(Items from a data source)
** begin **

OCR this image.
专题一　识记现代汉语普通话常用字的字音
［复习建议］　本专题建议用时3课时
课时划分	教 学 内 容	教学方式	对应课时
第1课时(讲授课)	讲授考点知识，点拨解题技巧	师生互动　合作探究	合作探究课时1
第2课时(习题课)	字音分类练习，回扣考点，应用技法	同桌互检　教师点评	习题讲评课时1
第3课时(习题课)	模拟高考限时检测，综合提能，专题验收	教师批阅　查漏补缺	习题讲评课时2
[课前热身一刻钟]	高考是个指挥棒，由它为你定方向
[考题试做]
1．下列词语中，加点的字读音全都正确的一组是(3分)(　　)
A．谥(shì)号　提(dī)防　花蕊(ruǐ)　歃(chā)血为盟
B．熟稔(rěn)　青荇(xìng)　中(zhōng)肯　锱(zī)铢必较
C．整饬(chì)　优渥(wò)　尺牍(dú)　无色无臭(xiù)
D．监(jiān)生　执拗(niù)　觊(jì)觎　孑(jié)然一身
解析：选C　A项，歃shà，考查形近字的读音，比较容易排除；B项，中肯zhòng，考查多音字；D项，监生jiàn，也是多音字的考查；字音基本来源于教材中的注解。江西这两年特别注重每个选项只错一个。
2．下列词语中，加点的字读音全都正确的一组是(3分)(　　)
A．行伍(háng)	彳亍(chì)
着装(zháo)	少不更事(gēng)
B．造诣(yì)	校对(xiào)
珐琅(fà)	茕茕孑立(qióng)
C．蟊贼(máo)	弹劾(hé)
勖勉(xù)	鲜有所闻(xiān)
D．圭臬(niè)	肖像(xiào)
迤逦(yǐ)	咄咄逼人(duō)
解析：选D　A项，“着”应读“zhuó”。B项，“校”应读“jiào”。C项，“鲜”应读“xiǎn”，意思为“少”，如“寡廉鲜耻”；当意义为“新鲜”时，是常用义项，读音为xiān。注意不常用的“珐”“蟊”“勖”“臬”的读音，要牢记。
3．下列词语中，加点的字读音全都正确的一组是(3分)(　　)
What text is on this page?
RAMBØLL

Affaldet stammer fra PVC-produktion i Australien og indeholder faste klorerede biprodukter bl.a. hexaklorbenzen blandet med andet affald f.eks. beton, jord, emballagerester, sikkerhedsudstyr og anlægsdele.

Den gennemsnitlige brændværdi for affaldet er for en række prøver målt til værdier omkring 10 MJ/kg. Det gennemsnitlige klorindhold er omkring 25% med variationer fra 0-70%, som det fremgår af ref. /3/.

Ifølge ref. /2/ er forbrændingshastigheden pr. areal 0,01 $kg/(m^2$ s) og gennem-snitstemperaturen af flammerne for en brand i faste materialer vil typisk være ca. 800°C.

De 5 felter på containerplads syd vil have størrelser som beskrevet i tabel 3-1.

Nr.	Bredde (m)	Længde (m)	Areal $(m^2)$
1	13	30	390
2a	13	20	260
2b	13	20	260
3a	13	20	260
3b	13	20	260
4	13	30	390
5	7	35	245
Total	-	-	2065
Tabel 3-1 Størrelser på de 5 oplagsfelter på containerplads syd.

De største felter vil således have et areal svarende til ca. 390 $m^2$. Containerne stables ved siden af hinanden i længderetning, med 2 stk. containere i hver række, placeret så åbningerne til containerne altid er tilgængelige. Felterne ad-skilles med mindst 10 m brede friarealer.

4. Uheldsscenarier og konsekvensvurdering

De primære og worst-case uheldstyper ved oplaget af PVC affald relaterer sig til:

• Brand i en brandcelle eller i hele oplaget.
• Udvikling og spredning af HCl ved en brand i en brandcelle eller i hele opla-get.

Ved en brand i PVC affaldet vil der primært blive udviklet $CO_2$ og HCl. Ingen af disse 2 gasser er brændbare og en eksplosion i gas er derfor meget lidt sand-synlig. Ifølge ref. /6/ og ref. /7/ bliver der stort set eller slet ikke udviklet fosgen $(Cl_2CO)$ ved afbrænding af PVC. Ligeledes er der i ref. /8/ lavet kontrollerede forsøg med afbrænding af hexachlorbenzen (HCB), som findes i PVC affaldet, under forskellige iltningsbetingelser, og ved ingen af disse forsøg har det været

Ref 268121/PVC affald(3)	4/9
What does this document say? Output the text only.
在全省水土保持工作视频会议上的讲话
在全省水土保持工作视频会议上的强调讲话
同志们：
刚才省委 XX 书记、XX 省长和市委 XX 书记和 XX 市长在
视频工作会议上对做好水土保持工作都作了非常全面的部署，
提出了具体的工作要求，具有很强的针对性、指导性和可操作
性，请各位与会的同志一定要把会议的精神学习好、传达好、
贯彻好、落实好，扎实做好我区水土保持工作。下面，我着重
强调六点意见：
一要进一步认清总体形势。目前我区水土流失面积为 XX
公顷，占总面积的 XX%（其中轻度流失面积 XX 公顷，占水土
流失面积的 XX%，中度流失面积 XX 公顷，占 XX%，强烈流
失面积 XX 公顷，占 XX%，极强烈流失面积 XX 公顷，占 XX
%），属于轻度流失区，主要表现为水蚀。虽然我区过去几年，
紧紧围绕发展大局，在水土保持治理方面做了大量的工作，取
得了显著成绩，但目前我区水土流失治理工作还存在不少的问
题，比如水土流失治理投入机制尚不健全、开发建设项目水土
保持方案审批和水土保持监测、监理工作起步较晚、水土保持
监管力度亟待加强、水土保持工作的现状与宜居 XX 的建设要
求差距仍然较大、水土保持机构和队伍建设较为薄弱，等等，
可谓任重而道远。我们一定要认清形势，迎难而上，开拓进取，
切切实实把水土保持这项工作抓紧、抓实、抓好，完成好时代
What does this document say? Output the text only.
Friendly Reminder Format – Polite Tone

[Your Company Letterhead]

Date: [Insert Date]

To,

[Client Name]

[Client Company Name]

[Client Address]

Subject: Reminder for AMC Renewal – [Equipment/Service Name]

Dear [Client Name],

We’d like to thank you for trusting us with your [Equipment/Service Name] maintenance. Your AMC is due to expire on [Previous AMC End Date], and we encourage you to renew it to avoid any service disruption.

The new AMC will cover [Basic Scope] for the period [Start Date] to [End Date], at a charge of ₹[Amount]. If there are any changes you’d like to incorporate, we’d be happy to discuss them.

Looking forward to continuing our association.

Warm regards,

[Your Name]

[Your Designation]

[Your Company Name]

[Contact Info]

** end **

[Problem to solve] Pull every line containing "oplaget" out of the records.

[Result of the exercise]
De primære og worst-case uheldstyper ved oplaget af PVC affald relaterer sig til:
• Brand i en brandcelle eller i hele oplaget.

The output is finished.